Leave out the pictures and restate the rest of the data exactly.

........

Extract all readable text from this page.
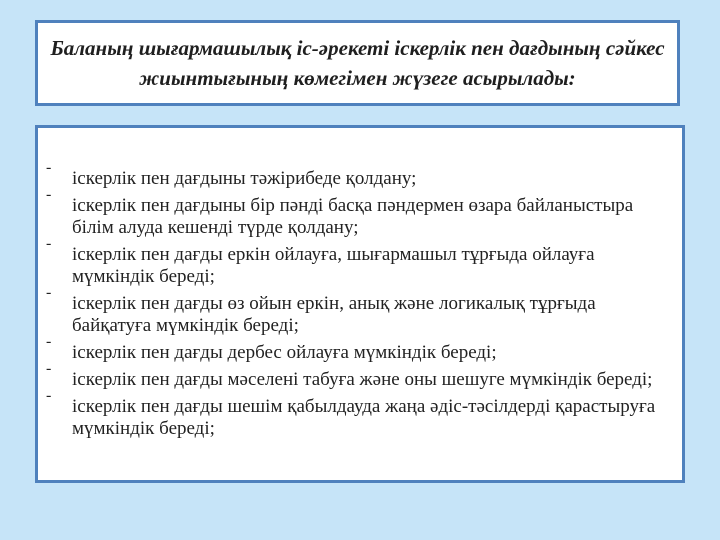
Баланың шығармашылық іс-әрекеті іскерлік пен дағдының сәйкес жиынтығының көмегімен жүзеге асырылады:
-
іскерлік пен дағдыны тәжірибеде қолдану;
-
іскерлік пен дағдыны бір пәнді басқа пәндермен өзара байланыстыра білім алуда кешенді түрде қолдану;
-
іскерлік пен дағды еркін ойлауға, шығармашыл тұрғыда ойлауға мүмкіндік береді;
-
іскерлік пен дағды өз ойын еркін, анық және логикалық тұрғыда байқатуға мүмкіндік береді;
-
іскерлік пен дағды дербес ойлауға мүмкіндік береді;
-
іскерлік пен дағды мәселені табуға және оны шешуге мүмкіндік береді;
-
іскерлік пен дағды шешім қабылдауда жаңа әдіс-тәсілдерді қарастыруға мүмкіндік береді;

........

## SOLVED PROBLEM
Extract all readable text from this page.
Баланың шығармашылық іс-әрекеті іскерлік пен дағдының сәйкес жиынтығының көмегімен жүзеге асырылады:
-
іскерлік пен дағдыны тәжірибеде қолдану;
-
іскерлік пен дағдыны бір пәнді басқа пәндермен өзара байланыстыра білім алуда кешенді түрде қолдану;
-
іскерлік пен дағды еркін ойлауға, шығармашыл тұрғыда ойлауға мүмкіндік береді;
-
іскерлік пен дағды өз ойын еркін, анық және логикалық тұрғыда байқатуға мүмкіндік береді;
-
іскерлік пен дағды дербес ойлауға мүмкіндік береді;
-
іскерлік пен дағды мәселені табуға және оны шешуге мүмкіндік береді;
-
іскерлік пен дағды шешім қабылдауда жаңа әдіс-тәсілдерді қарастыруға мүмкіндік береді;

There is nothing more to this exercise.